Element and coordinate records
-----
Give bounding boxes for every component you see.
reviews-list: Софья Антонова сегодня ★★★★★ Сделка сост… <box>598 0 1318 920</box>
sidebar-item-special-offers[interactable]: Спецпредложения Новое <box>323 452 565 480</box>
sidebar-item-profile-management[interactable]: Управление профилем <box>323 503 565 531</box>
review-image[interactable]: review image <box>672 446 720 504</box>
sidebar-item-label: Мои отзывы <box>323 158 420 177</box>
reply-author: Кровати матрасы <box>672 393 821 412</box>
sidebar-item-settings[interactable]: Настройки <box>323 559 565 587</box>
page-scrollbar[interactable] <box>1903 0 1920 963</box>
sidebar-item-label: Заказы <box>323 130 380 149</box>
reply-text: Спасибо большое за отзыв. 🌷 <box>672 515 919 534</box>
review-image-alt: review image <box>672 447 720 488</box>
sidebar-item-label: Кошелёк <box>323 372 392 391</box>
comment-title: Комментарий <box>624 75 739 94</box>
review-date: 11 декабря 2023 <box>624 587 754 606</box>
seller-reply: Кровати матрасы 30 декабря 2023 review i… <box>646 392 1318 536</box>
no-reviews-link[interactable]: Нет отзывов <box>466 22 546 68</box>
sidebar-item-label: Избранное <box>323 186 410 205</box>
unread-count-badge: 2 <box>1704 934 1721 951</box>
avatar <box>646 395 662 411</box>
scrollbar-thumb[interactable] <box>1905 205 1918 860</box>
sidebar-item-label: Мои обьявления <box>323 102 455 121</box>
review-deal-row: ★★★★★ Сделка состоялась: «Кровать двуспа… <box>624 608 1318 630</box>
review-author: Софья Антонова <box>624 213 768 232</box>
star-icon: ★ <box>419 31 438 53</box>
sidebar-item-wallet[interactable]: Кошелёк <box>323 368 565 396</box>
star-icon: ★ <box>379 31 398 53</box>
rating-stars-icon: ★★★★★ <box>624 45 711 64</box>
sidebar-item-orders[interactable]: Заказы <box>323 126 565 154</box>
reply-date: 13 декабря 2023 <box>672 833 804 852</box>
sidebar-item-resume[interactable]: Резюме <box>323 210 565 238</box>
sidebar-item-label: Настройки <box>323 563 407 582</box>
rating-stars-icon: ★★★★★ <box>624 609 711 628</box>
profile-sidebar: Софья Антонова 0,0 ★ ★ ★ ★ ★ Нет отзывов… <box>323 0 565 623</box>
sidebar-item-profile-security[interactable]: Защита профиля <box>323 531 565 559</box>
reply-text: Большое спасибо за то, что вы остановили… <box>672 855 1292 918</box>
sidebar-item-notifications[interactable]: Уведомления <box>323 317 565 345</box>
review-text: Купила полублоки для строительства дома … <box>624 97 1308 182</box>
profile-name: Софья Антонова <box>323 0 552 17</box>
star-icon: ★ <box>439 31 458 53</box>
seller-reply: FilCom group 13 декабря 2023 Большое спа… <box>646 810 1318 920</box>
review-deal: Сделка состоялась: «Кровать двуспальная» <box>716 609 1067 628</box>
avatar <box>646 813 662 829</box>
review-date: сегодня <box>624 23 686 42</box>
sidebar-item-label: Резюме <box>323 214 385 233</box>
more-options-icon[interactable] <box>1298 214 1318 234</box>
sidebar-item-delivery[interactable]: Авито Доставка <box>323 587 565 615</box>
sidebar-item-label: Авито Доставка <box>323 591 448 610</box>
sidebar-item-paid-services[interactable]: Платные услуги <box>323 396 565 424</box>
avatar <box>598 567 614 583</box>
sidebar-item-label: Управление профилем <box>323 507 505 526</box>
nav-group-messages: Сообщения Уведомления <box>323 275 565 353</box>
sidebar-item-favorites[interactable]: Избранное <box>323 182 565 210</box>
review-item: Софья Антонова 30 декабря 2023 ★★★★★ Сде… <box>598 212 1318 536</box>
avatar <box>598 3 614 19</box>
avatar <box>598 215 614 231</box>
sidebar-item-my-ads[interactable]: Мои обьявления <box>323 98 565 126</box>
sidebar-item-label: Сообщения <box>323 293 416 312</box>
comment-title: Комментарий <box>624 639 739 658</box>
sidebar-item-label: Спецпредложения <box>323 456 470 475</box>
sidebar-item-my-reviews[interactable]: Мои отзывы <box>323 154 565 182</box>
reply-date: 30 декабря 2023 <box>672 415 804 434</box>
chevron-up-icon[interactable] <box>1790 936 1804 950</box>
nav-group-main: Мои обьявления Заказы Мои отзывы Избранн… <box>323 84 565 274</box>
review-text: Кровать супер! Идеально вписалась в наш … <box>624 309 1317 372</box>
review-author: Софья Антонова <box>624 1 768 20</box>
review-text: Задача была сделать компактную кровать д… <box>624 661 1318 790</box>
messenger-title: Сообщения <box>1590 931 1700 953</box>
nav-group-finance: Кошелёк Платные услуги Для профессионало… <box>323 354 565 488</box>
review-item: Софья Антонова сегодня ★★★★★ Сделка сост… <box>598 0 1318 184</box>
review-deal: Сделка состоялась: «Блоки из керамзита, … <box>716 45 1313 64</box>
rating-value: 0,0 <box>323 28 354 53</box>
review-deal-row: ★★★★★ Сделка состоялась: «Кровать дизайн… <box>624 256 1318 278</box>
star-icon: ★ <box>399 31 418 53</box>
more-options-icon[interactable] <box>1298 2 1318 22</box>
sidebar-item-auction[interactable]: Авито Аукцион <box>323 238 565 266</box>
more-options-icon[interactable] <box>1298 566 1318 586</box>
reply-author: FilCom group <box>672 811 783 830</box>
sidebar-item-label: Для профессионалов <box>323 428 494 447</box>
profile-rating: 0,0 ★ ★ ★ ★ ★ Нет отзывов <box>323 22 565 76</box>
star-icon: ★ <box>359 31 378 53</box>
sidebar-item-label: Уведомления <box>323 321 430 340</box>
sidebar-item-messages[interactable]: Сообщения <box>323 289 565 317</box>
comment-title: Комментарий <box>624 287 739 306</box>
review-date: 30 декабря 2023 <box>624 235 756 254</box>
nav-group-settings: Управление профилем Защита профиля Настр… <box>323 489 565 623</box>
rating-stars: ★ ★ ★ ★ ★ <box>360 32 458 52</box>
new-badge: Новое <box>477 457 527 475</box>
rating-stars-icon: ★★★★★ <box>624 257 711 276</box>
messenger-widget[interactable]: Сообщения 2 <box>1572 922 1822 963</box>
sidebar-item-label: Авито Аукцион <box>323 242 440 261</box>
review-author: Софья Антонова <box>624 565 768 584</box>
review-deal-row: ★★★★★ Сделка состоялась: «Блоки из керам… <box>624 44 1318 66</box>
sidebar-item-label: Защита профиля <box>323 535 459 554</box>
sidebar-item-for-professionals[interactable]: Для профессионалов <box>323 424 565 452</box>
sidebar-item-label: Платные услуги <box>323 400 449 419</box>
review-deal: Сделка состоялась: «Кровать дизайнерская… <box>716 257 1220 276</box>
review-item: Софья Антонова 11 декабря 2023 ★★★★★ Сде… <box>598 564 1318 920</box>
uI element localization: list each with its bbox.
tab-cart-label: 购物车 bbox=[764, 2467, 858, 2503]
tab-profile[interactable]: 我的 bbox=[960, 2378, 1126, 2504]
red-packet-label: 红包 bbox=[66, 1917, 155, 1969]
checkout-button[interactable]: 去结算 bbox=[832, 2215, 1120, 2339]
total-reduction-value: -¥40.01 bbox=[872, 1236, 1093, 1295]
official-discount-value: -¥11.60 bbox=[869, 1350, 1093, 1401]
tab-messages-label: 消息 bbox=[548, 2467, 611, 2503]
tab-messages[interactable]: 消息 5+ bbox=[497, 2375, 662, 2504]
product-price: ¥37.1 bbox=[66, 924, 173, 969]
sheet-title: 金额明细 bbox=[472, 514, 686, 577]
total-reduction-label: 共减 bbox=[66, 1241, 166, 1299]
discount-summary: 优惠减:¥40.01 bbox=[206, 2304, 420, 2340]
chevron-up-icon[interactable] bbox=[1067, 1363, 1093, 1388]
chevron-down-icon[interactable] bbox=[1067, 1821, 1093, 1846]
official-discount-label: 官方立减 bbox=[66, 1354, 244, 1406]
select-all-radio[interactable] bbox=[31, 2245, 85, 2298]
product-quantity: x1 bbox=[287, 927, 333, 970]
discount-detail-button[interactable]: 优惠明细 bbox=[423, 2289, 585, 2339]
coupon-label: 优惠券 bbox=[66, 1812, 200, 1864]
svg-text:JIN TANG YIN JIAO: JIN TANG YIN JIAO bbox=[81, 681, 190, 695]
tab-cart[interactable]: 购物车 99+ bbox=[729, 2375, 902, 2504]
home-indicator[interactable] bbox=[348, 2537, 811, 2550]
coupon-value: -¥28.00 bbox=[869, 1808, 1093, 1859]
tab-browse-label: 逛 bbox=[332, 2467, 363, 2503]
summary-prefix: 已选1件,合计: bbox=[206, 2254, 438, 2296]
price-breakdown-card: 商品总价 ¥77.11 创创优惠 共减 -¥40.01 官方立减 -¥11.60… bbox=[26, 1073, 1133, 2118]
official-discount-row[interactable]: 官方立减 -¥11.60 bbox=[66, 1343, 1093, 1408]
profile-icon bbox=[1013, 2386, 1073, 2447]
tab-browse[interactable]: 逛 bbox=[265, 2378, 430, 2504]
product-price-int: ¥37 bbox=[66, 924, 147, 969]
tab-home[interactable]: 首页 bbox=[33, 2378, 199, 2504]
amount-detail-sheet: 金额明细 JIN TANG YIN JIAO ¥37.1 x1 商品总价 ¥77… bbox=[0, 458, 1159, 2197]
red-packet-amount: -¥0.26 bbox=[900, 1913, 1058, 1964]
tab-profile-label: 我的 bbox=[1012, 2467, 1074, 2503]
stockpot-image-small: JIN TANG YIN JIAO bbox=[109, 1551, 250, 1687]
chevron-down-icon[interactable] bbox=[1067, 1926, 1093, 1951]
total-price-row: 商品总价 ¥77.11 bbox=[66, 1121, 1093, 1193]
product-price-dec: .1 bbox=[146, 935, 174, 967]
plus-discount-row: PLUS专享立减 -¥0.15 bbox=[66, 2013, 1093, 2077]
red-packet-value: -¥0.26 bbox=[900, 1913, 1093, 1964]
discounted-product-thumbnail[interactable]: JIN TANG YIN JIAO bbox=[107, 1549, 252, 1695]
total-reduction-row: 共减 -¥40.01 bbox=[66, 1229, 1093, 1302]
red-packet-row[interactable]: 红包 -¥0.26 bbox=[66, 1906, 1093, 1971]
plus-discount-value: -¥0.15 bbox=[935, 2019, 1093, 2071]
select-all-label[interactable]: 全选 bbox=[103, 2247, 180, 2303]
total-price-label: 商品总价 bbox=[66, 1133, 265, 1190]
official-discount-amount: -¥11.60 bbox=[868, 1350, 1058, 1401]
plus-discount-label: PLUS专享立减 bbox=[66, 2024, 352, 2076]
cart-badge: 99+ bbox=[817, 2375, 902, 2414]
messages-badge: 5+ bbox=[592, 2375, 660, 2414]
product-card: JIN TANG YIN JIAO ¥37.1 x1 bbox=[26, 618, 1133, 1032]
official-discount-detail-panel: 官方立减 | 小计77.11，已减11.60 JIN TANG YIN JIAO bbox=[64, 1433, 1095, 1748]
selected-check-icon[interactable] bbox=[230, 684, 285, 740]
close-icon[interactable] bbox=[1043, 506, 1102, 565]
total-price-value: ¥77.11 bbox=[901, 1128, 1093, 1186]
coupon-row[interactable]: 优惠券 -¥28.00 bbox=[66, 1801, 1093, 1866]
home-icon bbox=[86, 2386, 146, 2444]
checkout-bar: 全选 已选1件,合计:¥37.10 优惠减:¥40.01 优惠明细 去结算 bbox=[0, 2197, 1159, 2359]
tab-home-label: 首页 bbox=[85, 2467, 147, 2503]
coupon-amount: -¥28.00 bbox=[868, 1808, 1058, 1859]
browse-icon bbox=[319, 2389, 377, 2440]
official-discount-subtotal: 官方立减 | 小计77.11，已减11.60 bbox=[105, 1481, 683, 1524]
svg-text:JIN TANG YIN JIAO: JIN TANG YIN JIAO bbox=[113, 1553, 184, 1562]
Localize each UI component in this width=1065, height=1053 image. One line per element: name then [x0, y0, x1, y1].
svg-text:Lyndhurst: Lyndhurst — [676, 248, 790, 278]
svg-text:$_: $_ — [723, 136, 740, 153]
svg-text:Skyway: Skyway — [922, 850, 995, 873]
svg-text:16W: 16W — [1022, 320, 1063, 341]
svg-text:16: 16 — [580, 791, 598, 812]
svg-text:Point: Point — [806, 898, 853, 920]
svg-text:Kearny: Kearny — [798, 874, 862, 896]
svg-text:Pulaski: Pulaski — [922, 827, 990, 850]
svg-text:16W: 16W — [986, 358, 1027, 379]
-----
(WHAT YOU SHOULD DO): Repeat the rows verbatim, starting from the first row and stopping after the row that contains "seller-reply: Кровати матрасы". Include that final row.

(TASK ANSWER):
Give bounding boxes for every component you see.
reviews-list: Софья Антонова сегодня ★★★★★ Сделка сост… <box>598 0 1318 920</box>
sidebar-item-special-offers[interactable]: Спецпредложения Новое <box>323 452 565 480</box>
sidebar-item-profile-management[interactable]: Управление профилем <box>323 503 565 531</box>
review-image[interactable]: review image <box>672 446 720 504</box>
sidebar-item-label: Мои отзывы <box>323 158 420 177</box>
reply-author: Кровати матрасы <box>672 393 821 412</box>
sidebar-item-settings[interactable]: Настройки <box>323 559 565 587</box>
page-scrollbar[interactable] <box>1903 0 1920 963</box>
sidebar-item-label: Заказы <box>323 130 380 149</box>
reply-text: Спасибо большое за отзыв. 🌷 <box>672 515 919 534</box>
review-image-alt: review image <box>672 447 720 488</box>
sidebar-item-label: Кошелёк <box>323 372 392 391</box>
comment-title: Комментарий <box>624 75 739 94</box>
review-date: 11 декабря 2023 <box>624 587 754 606</box>
seller-reply: Кровати матрасы 30 декабря 2023 review i… <box>646 392 1318 536</box>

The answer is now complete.